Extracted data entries
● ● ●

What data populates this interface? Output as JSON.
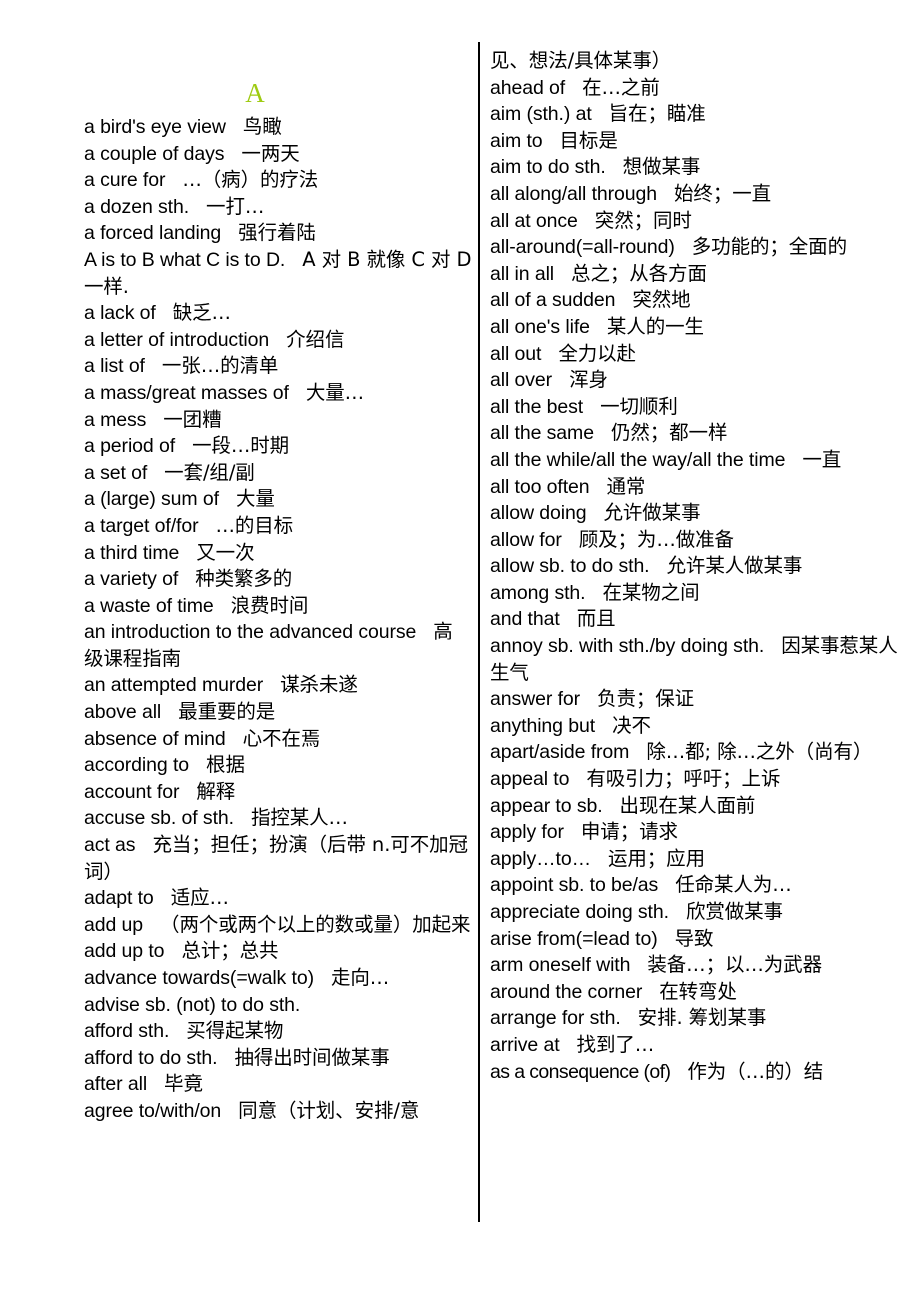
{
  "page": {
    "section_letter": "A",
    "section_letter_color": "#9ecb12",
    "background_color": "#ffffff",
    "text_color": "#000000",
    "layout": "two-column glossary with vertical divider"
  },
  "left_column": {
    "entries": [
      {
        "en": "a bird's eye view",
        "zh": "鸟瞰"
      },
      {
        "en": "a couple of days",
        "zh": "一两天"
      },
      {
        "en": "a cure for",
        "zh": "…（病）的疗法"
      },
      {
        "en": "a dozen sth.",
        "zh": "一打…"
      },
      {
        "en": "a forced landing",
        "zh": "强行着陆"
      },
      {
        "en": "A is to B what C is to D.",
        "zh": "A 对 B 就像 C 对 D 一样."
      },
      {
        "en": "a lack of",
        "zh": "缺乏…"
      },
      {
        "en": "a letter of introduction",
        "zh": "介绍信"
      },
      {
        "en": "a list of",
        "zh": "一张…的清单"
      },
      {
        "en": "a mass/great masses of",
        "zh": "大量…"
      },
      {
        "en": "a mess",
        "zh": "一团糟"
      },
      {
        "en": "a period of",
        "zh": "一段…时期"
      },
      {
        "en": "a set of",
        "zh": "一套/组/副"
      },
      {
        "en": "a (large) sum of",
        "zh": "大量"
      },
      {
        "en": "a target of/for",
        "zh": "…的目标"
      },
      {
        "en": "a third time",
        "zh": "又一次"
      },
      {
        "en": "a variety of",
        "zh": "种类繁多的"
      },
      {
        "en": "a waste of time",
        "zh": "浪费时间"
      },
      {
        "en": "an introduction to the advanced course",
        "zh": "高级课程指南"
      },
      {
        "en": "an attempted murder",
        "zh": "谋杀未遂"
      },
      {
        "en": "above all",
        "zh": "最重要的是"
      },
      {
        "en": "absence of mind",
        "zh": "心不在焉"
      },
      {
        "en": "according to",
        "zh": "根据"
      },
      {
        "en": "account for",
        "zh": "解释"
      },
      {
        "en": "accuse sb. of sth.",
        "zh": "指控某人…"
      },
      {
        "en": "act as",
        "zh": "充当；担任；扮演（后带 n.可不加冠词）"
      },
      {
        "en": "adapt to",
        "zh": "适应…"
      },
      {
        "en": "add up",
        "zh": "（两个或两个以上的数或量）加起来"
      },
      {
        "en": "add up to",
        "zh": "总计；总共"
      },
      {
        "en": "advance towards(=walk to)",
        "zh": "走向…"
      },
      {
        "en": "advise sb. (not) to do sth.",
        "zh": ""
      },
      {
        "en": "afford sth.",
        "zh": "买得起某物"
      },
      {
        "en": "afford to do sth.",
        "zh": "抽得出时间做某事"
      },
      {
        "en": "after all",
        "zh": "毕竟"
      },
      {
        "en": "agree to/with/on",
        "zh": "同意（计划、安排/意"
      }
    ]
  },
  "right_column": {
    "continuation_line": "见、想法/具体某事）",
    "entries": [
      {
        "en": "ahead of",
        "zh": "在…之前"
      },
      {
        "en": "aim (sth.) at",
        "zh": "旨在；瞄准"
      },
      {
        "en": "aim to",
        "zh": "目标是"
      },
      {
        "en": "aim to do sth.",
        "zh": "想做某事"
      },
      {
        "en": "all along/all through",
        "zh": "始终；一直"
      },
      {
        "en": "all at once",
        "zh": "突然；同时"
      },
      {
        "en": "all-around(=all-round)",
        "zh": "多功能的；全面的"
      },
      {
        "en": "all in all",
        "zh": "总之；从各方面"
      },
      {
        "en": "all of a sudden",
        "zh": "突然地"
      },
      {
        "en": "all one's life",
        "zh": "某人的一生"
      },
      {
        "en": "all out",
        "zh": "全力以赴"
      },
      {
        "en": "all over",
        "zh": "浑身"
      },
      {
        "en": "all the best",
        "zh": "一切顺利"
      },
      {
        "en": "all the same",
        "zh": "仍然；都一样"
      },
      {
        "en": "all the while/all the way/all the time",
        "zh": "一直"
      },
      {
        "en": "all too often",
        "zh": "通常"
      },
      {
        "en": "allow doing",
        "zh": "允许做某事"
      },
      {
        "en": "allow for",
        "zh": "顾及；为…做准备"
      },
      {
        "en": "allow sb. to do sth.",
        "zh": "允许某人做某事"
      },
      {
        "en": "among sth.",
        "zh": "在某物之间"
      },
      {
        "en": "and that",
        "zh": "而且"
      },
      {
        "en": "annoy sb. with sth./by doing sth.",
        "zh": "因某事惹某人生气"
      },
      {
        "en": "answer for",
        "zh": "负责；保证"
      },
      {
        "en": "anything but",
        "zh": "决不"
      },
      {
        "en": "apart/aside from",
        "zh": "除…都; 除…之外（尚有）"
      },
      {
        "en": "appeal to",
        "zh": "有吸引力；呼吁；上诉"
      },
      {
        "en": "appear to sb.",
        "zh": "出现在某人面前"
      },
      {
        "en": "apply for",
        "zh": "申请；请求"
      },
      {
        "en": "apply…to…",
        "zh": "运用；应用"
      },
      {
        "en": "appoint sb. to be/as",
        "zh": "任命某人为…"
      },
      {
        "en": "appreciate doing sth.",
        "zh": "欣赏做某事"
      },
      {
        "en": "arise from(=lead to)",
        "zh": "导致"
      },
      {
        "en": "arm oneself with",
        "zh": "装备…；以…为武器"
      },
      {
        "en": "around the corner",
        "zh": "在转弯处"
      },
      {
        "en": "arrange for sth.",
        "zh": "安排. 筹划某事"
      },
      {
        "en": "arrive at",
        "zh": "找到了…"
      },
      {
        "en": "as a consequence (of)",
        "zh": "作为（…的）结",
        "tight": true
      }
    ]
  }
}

● ● ●

### YOUR GOAL:
Report all lines of the data that include the word "allow".

### RESULT FOR THIS TASK:
        "en": "allow doing",
        "en": "allow for",
        "en": "allow sb. to do sth.",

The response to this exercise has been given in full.